To do | Give back all the data exactly, line by line.

[Entries from a dataset]
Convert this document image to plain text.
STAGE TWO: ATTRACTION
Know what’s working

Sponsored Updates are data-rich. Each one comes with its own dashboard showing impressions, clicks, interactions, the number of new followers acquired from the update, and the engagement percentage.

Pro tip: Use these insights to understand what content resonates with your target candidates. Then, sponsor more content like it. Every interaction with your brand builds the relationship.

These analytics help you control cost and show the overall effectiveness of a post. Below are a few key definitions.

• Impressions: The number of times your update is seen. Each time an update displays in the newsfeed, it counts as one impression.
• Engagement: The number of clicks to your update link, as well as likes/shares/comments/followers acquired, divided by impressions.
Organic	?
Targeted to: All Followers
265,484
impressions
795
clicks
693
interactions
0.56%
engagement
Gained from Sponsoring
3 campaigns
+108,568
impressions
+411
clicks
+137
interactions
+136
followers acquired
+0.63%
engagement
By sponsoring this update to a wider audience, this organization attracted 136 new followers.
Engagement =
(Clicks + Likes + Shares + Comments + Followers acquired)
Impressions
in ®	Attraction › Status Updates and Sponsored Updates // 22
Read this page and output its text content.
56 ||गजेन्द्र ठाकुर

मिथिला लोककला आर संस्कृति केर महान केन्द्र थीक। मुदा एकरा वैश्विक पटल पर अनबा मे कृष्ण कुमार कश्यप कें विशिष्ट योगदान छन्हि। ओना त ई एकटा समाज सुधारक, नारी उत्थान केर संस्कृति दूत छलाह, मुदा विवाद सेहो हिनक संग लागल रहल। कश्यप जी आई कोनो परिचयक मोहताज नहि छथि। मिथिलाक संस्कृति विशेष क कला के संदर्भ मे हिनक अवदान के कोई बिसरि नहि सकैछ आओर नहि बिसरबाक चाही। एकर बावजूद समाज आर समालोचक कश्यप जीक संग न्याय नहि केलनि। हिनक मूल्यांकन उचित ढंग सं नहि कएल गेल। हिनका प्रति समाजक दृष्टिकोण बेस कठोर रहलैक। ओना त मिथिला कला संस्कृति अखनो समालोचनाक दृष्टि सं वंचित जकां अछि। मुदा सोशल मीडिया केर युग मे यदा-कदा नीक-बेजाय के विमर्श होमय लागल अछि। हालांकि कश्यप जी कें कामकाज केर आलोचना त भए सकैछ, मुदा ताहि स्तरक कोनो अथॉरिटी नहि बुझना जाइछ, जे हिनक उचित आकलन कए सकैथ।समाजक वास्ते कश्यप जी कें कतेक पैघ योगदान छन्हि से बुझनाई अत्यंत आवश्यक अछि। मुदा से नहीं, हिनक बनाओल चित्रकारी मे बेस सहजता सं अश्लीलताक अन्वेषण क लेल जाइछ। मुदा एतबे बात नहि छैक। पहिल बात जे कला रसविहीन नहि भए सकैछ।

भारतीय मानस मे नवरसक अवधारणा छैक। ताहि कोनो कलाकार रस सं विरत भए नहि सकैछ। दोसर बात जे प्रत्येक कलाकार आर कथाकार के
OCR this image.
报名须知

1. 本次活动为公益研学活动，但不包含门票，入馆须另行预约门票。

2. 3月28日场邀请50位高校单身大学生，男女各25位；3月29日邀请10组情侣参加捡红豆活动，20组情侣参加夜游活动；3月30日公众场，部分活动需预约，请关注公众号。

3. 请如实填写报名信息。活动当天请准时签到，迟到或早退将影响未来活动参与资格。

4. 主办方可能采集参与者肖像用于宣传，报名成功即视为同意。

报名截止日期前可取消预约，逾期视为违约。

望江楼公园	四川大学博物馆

Finished exercise |
Convert this document image to plain text.
STAGE TWO: ATTRACTION
Know what’s working

Sponsored Updates are data-rich. Each one comes with its own dashboard showing impressions, clicks, interactions, the number of new followers acquired from the update, and the engagement percentage.

Pro tip: Use these insights to understand what content resonates with your target candidates. Then, sponsor more content like it. Every interaction with your brand builds the relationship.

These analytics help you control cost and show the overall effectiveness of a post. Below are a few key definitions.

• Impressions: The number of times your update is seen. Each time an update displays in the newsfeed, it counts as one impression.
• Engagement: The number of clicks to your update link, as well as likes/shares/comments/followers acquired, divided by impressions.
Organic	?
Targeted to: All Followers
265,484
impressions
795
clicks
693
interactions
0.56%
engagement
Gained from Sponsoring
3 campaigns
+108,568
impressions
+411
clicks
+137
interactions
+136
followers acquired
+0.63%
engagement
By sponsoring this update to a wider audience, this organization attracted 136 new followers.
Engagement =
(Clicks + Likes + Shares + Comments + Followers acquired)
Impressions
in ®	Attraction › Status Updates and Sponsored Updates // 22
Read this page and output its text content.
56 ||गजेन्द्र ठाकुर

मिथिला लोककला आर संस्कृति केर महान केन्द्र थीक। मुदा एकरा वैश्विक पटल पर अनबा मे कृष्ण कुमार कश्यप कें विशिष्ट योगदान छन्हि। ओना त ई एकटा समाज सुधारक, नारी उत्थान केर संस्कृति दूत छलाह, मुदा विवाद सेहो हिनक संग लागल रहल। कश्यप जी आई कोनो परिचयक मोहताज नहि छथि। मिथिलाक संस्कृति विशेष क कला के संदर्भ मे हिनक अवदान के कोई बिसरि नहि सकैछ आओर नहि बिसरबाक चाही। एकर बावजूद समाज आर समालोचक कश्यप जीक संग न्याय नहि केलनि। हिनक मूल्यांकन उचित ढंग सं नहि कएल गेल। हिनका प्रति समाजक दृष्टिकोण बेस कठोर रहलैक। ओना त मिथिला कला संस्कृति अखनो समालोचनाक दृष्टि सं वंचित जकां अछि। मुदा सोशल मीडिया केर युग मे यदा-कदा नीक-बेजाय के विमर्श होमय लागल अछि। हालांकि कश्यप जी कें कामकाज केर आलोचना त भए सकैछ, मुदा ताहि स्तरक कोनो अथॉरिटी नहि बुझना जाइछ, जे हिनक उचित आकलन कए सकैथ।समाजक वास्ते कश्यप जी कें कतेक पैघ योगदान छन्हि से बुझनाई अत्यंत आवश्यक अछि। मुदा से नहीं, हिनक बनाओल चित्रकारी मे बेस सहजता सं अश्लीलताक अन्वेषण क लेल जाइछ। मुदा एतबे बात नहि छैक। पहिल बात जे कला रसविहीन नहि भए सकैछ।

भारतीय मानस मे नवरसक अवधारणा छैक। ताहि कोनो कलाकार रस सं विरत भए नहि सकैछ। दोसर बात जे प्रत्येक कलाकार आर कथाकार के
OCR this image.
报名须知

1. 本次活动为公益研学活动，但不包含门票，入馆须另行预约门票。

2. 3月28日场邀请50位高校单身大学生，男女各25位；3月29日邀请10组情侣参加捡红豆活动，20组情侣参加夜游活动；3月30日公众场，部分活动需预约，请关注公众号。

3. 请如实填写报名信息。活动当天请准时签到，迟到或早退将影响未来活动参与资格。

4. 主办方可能采集参与者肖像用于宣传，报名成功即视为同意。

报名截止日期前可取消预约，逾期视为违约。

望江楼公园	四川大学博物馆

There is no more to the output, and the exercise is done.